- [What to work on]: Copy the data below exactly, omitting any picture it contains.

── Records

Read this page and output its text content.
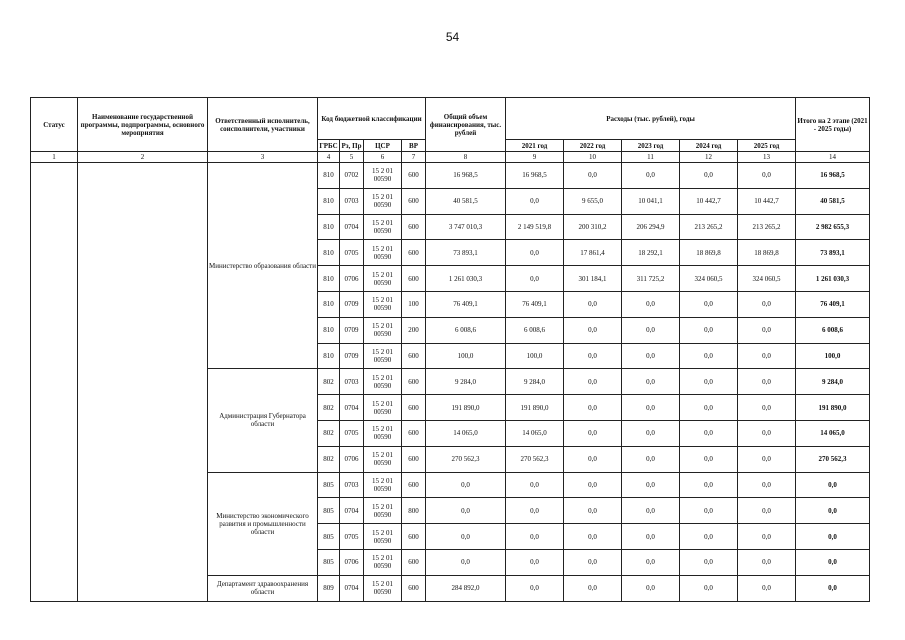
54
Статус	Наименование государственной программы, подпрограммы, основного мероприятия	Ответственный исполнитель, соисполнители, участники	Код бюджетной классификации				Общий объем финансирования, тыс. рублей	Расходы (тыс. рублей), годы					Итого на 2 этапе (2021 - 2025 годы)
			ГРБС	Рз, Пр	ЦСР	ВР		2021 год	2022 год	2023 год	2024 год	2025 год	
1	2	3	4	5	6	7	8	9	10	11	12	13	14
		Министерство образования области	810	0702	15 2 01 00590	600	16 968,5	16 968,5	0,0	0,0	0,0	0,0	16 968,5
			810	0703	15 2 01 00590	600	40 581,5	0,0	9 655,0	10 041,1	10 442,7	10 442,7	40 581,5
			810	0704	15 2 01 00590	600	3 747 010,3	2 149 519,8	200 310,2	206 294,9	213 265,2	213 265,2	2 982 655,3
			810	0705	15 2 01 00590	600	73 893,1	0,0	17 861,4	18 292,1	18 869,8	18 869,8	73 893,1
			810	0706	15 2 01 00590	600	1 261 030,3	0,0	301 184,1	311 725,2	324 060,5	324 060,5	1 261 030,3
			810	0709	15 2 01 00590	100	76 409,1	76 409,1	0,0	0,0	0,0	0,0	76 409,1
			810	0709	15 2 01 00590	200	6 008,6	6 008,6	0,0	0,0	0,0	0,0	6 008,6
			810	0709	15 2 01 00590	600	100,0	100,0	0,0	0,0	0,0	0,0	100,0
		Администрация Губернатора области	802	0703	15 2 01 00590	600	9 284,0	9 284,0	0,0	0,0	0,0	0,0	9 284,0
			802	0704	15 2 01 00590	600	191 890,0	191 890,0	0,0	0,0	0,0	0,0	191 890,0
			802	0705	15 2 01 00590	600	14 065,0	14 065,0	0,0	0,0	0,0	0,0	14 065,0
			802	0706	15 2 01 00590	600	270 562,3	270 562,3	0,0	0,0	0,0	0,0	270 562,3
		Министерство экономического развития и промышленности области	805	0703	15 2 01 00590	600	0,0	0,0	0,0	0,0	0,0	0,0	0,0
			805	0704	15 2 01 00590	800	0,0	0,0	0,0	0,0	0,0	0,0	0,0
			805	0705	15 2 01 00590	600	0,0	0,0	0,0	0,0	0,0	0,0	0,0
			805	0706	15 2 01 00590	600	0,0	0,0	0,0	0,0	0,0	0,0	0,0
		Департамент здравоохранения области	809	0704	15 2 01 00590	600	284 892,0	0,0	0,0	0,0	0,0	0,0	0,0
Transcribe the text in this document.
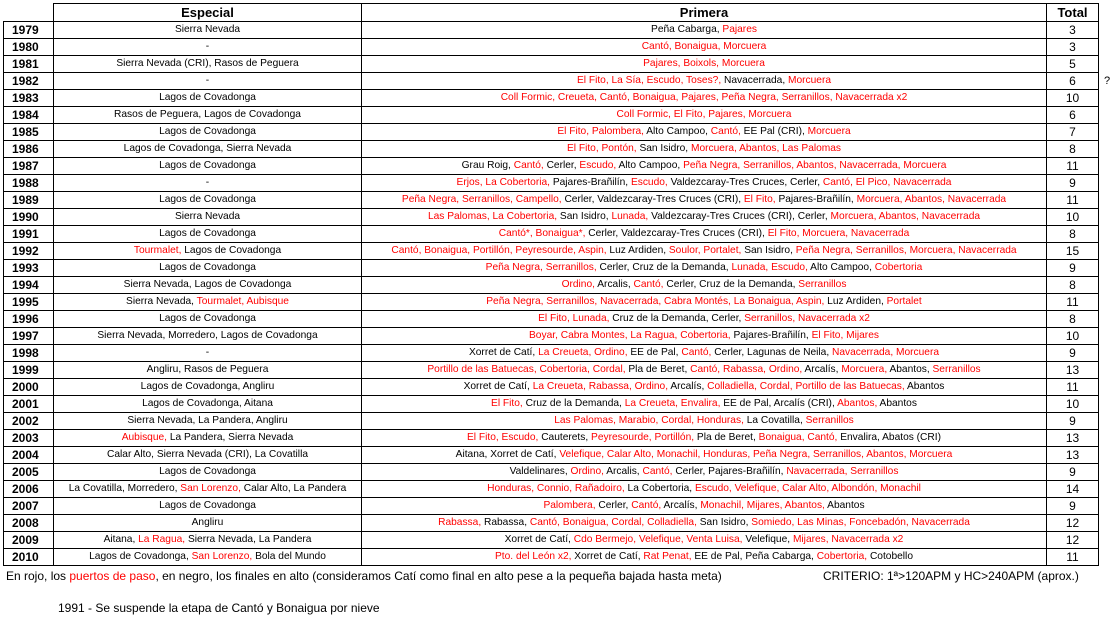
	Especial	Primera	Total
1979	Sierra Nevada	Peña Cabarga, Pajares	3
1980	-	Cantó, Bonaigua, Morcuera	3
1981	Sierra Nevada (CRI), Rasos de Peguera	Pajares, Boixols, Morcuera	5
1982	-	El Fito, La Sía, Escudo, Toses?, Navacerrada, Morcuera	6
1983	Lagos de Covadonga	Coll Formic, Creueta, Cantó, Bonaigua, Pajares, Peña Negra, Serranillos, Navacerrada x2	10
1984	Rasos de Peguera, Lagos de Covadonga	Coll Formic, El Fito, Pajares, Morcuera	6
1985	Lagos de Covadonga	El Fito, Palombera, Alto Campoo, Cantó, EE Pal (CRI), Morcuera	7
1986	Lagos de Covadonga, Sierra Nevada	El Fito, Pontón, San Isidro, Morcuera, Abantos, Las Palomas	8
1987	Lagos de Covadonga	Grau Roig, Cantó, Cerler, Escudo, Alto Campoo, Peña Negra, Serranillos, Abantos, Navacerrada, Morcuera	11
1988	-	Erjos, La Cobertoria, Pajares-Brañilín, Escudo, Valdezcaray-Tres Cruces, Cerler, Cantó, El Pico, Navacerrada	9
1989	Lagos de Covadonga	Peña Negra, Serranillos, Campello, Cerler, Valdezcaray-Tres Cruces (CRI), El Fito, Pajares-Brañilín, Morcuera, Abantos, Navacerrada	11
1990	Sierra Nevada	Las Palomas, La Cobertoria, San Isidro, Lunada, Valdezcaray-Tres Cruces (CRI), Cerler, Morcuera, Abantos, Navacerrada	10
1991	Lagos de Covadonga	Cantó*, Bonaigua*, Cerler, Valdezcaray-Tres Cruces (CRI), El Fito, Morcuera, Navacerrada	8
1992	Tourmalet, Lagos de Covadonga	Cantó, Bonaigua, Portillón, Peyresourde, Aspin, Luz Ardiden, Soulor, Portalet, San Isidro, Peña Negra, Serranillos, Morcuera, Navacerrada	15
1993	Lagos de Covadonga	Peña Negra, Serranillos, Cerler, Cruz de la Demanda, Lunada, Escudo, Alto Campoo, Cobertoria	9
1994	Sierra Nevada, Lagos de Covadonga	Ordino, Arcalis, Cantó, Cerler, Cruz de la Demanda, Serranillos	8
1995	Sierra Nevada, Tourmalet, Aubisque	Peña Negra, Serranillos, Navacerrada, Cabra Montés, La Bonaigua, Aspin, Luz Ardiden, Portalet	11
1996	Lagos de Covadonga	El Fito, Lunada, Cruz de la Demanda, Cerler, Serranillos, Navacerrada x2	8
1997	Sierra Nevada, Morredero, Lagos de Covadonga	Boyar, Cabra Montes, La Ragua, Cobertoria, Pajares-Brañilín, El Fito, Mijares	10
1998	-	Xorret de Catí, La Creueta, Ordino, EE de Pal, Cantó, Cerler, Lagunas de Neila, Navacerrada, Morcuera	9
1999	Angliru, Rasos de Peguera	Portillo de las Batuecas, Cobertoria, Cordal, Pla de Beret, Cantó, Rabassa, Ordino, Arcalís, Morcuera, Abantos, Serranillos	13
2000	Lagos de Covadonga, Angliru	Xorret de Catí, La Creueta, Rabassa, Ordino, Arcalís, Colladiella, Cordal, Portillo de las Batuecas, Abantos	11
2001	Lagos de Covadonga, Aitana	El Fito, Cruz de la Demanda, La Creueta, Envalira, EE de Pal, Arcalís (CRI), Abantos, Abantos	10
2002	Sierra Nevada, La Pandera, Angliru	Las Palomas, Marabio, Cordal, Honduras, La Covatilla, Serranillos	9
2003	Aubisque, La Pandera, Sierra Nevada	El Fito, Escudo, Cauterets, Peyresourde, Portillón, Pla de Beret, Bonaigua, Cantó, Envalira, Abatos (CRI)	13
2004	Calar Alto, Sierra Nevada (CRI), La Covatilla	Aitana, Xorret de Catí, Velefique, Calar Alto, Monachil, Honduras, Peña Negra, Serranillos, Abantos, Morcuera	13
2005	Lagos de Covadonga	Valdelinares, Ordino, Arcalis, Cantó, Cerler, Pajares-Brañilín, Navacerrada, Serranillos	9
2006	La Covatilla, Morredero, San Lorenzo, Calar Alto, La Pandera	Honduras, Connio, Rañadoiro, La Cobertoria, Escudo, Velefique, Calar Alto, Albondón, Monachil	14
2007	Lagos de Covadonga	Palombera, Cerler, Cantó, Arcalís, Monachil, Mijares, Abantos, Abantos	9
2008	Angliru	Rabassa, Rabassa, Cantó, Bonaigua, Cordal, Colladiella, San Isidro, Somiedo, Las Minas, Foncebadón, Navacerrada	12
2009	Aitana, La Ragua, Sierra Nevada, La Pandera	Xorret de Catí, Cdo Bermejo, Velefique, Venta Luisa, Velefique, Mijares, Navacerrada x2	12
2010	Lagos de Covadonga, San Lorenzo, Bola del Mundo	Pto. del León x2, Xorret de Catí, Rat Penat, EE de Pal, Peña Cabarga, Cobertoria, Cotobello	11
?
En rojo, los puertos de paso, en negro, los finales en alto (consideramos Catí como final en alto pese a la pequeña bajada hasta meta)	CRITERIO: 1ª>120APM y HC>240APM (aprox.)
1991 - Se suspende la etapa de Cantó y Bonaigua por nieve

────

- [Written response]:
Read this page and output its text content.
54
Статус	Наименование государственной программы, подпрограммы, основного мероприятия	Ответственный исполнитель, соисполнители, участники	Код бюджетной классификации				Общий объем финансирования, тыс. рублей	Расходы (тыс. рублей), годы					Итого на 2 этапе (2021 - 2025 годы)
			ГРБС	Рз, Пр	ЦСР	ВР		2021 год	2022 год	2023 год	2024 год	2025 год	
1	2	3	4	5	6	7	8	9	10	11	12	13	14
		Министерство образования области	810	0702	15 2 01 00590	600	16 968,5	16 968,5	0,0	0,0	0,0	0,0	16 968,5
			810	0703	15 2 01 00590	600	40 581,5	0,0	9 655,0	10 041,1	10 442,7	10 442,7	40 581,5
			810	0704	15 2 01 00590	600	3 747 010,3	2 149 519,8	200 310,2	206 294,9	213 265,2	213 265,2	2 982 655,3
			810	0705	15 2 01 00590	600	73 893,1	0,0	17 861,4	18 292,1	18 869,8	18 869,8	73 893,1
			810	0706	15 2 01 00590	600	1 261 030,3	0,0	301 184,1	311 725,2	324 060,5	324 060,5	1 261 030,3
			810	0709	15 2 01 00590	100	76 409,1	76 409,1	0,0	0,0	0,0	0,0	76 409,1
			810	0709	15 2 01 00590	200	6 008,6	6 008,6	0,0	0,0	0,0	0,0	6 008,6
			810	0709	15 2 01 00590	600	100,0	100,0	0,0	0,0	0,0	0,0	100,0
		Администрация Губернатора области	802	0703	15 2 01 00590	600	9 284,0	9 284,0	0,0	0,0	0,0	0,0	9 284,0
			802	0704	15 2 01 00590	600	191 890,0	191 890,0	0,0	0,0	0,0	0,0	191 890,0
			802	0705	15 2 01 00590	600	14 065,0	14 065,0	0,0	0,0	0,0	0,0	14 065,0
			802	0706	15 2 01 00590	600	270 562,3	270 562,3	0,0	0,0	0,0	0,0	270 562,3
		Министерство экономического развития и промышленности области	805	0703	15 2 01 00590	600	0,0	0,0	0,0	0,0	0,0	0,0	0,0
			805	0704	15 2 01 00590	800	0,0	0,0	0,0	0,0	0,0	0,0	0,0
			805	0705	15 2 01 00590	600	0,0	0,0	0,0	0,0	0,0	0,0	0,0
			805	0706	15 2 01 00590	600	0,0	0,0	0,0	0,0	0,0	0,0	0,0
		Департамент здравоохранения области	809	0704	15 2 01 00590	600	284 892,0	0,0	0,0	0,0	0,0	0,0	0,0
Transcribe the text in this document.
	Especial	Primera	Total
1979	Sierra Nevada	Peña Cabarga, Pajares	3
1980	-	Cantó, Bonaigua, Morcuera	3
1981	Sierra Nevada (CRI), Rasos de Peguera	Pajares, Boixols, Morcuera	5
1982	-	El Fito, La Sía, Escudo, Toses?, Navacerrada, Morcuera	6
1983	Lagos de Covadonga	Coll Formic, Creueta, Cantó, Bonaigua, Pajares, Peña Negra, Serranillos, Navacerrada x2	10
1984	Rasos de Peguera, Lagos de Covadonga	Coll Formic, El Fito, Pajares, Morcuera	6
1985	Lagos de Covadonga	El Fito, Palombera, Alto Campoo, Cantó, EE Pal (CRI), Morcuera	7
1986	Lagos de Covadonga, Sierra Nevada	El Fito, Pontón, San Isidro, Morcuera, Abantos, Las Palomas	8
1987	Lagos de Covadonga	Grau Roig, Cantó, Cerler, Escudo, Alto Campoo, Peña Negra, Serranillos, Abantos, Navacerrada, Morcuera	11
1988	-	Erjos, La Cobertoria, Pajares-Brañilín, Escudo, Valdezcaray-Tres Cruces, Cerler, Cantó, El Pico, Navacerrada	9
1989	Lagos de Covadonga	Peña Negra, Serranillos, Campello, Cerler, Valdezcaray-Tres Cruces (CRI), El Fito, Pajares-Brañilín, Morcuera, Abantos, Navacerrada	11
1990	Sierra Nevada	Las Palomas, La Cobertoria, San Isidro, Lunada, Valdezcaray-Tres Cruces (CRI), Cerler, Morcuera, Abantos, Navacerrada	10
1991	Lagos de Covadonga	Cantó*, Bonaigua*, Cerler, Valdezcaray-Tres Cruces (CRI), El Fito, Morcuera, Navacerrada	8
1992	Tourmalet, Lagos de Covadonga	Cantó, Bonaigua, Portillón, Peyresourde, Aspin, Luz Ardiden, Soulor, Portalet, San Isidro, Peña Negra, Serranillos, Morcuera, Navacerrada	15
1993	Lagos de Covadonga	Peña Negra, Serranillos, Cerler, Cruz de la Demanda, Lunada, Escudo, Alto Campoo, Cobertoria	9
1994	Sierra Nevada, Lagos de Covadonga	Ordino, Arcalis, Cantó, Cerler, Cruz de la Demanda, Serranillos	8
1995	Sierra Nevada, Tourmalet, Aubisque	Peña Negra, Serranillos, Navacerrada, Cabra Montés, La Bonaigua, Aspin, Luz Ardiden, Portalet	11
1996	Lagos de Covadonga	El Fito, Lunada, Cruz de la Demanda, Cerler, Serranillos, Navacerrada x2	8
1997	Sierra Nevada, Morredero, Lagos de Covadonga	Boyar, Cabra Montes, La Ragua, Cobertoria, Pajares-Brañilín, El Fito, Mijares	10
1998	-	Xorret de Catí, La Creueta, Ordino, EE de Pal, Cantó, Cerler, Lagunas de Neila, Navacerrada, Morcuera	9
1999	Angliru, Rasos de Peguera	Portillo de las Batuecas, Cobertoria, Cordal, Pla de Beret, Cantó, Rabassa, Ordino, Arcalís, Morcuera, Abantos, Serranillos	13
2000	Lagos de Covadonga, Angliru	Xorret de Catí, La Creueta, Rabassa, Ordino, Arcalís, Colladiella, Cordal, Portillo de las Batuecas, Abantos	11
2001	Lagos de Covadonga, Aitana	El Fito, Cruz de la Demanda, La Creueta, Envalira, EE de Pal, Arcalís (CRI), Abantos, Abantos	10
2002	Sierra Nevada, La Pandera, Angliru	Las Palomas, Marabio, Cordal, Honduras, La Covatilla, Serranillos	9
2003	Aubisque, La Pandera, Sierra Nevada	El Fito, Escudo, Cauterets, Peyresourde, Portillón, Pla de Beret, Bonaigua, Cantó, Envalira, Abatos (CRI)	13
2004	Calar Alto, Sierra Nevada (CRI), La Covatilla	Aitana, Xorret de Catí, Velefique, Calar Alto, Monachil, Honduras, Peña Negra, Serranillos, Abantos, Morcuera	13
2005	Lagos de Covadonga	Valdelinares, Ordino, Arcalis, Cantó, Cerler, Pajares-Brañilín, Navacerrada, Serranillos	9
2006	La Covatilla, Morredero, San Lorenzo, Calar Alto, La Pandera	Honduras, Connio, Rañadoiro, La Cobertoria, Escudo, Velefique, Calar Alto, Albondón, Monachil	14
2007	Lagos de Covadonga	Palombera, Cerler, Cantó, Arcalís, Monachil, Mijares, Abantos, Abantos	9
2008	Angliru	Rabassa, Rabassa, Cantó, Bonaigua, Cordal, Colladiella, San Isidro, Somiedo, Las Minas, Foncebadón, Navacerrada	12
2009	Aitana, La Ragua, Sierra Nevada, La Pandera	Xorret de Catí, Cdo Bermejo, Velefique, Venta Luisa, Velefique, Mijares, Navacerrada x2	12
2010	Lagos de Covadonga, San Lorenzo, Bola del Mundo	Pto. del León x2, Xorret de Catí, Rat Penat, EE de Pal, Peña Cabarga, Cobertoria, Cotobello	11
?
En rojo, los puertos de paso, en negro, los finales en alto (consideramos Catí como final en alto pese a la pequeña bajada hasta meta)	CRITERIO: 1ª>120APM y HC>240APM (aprox.)
1991 - Se suspende la etapa de Cantó y Bonaigua por nieve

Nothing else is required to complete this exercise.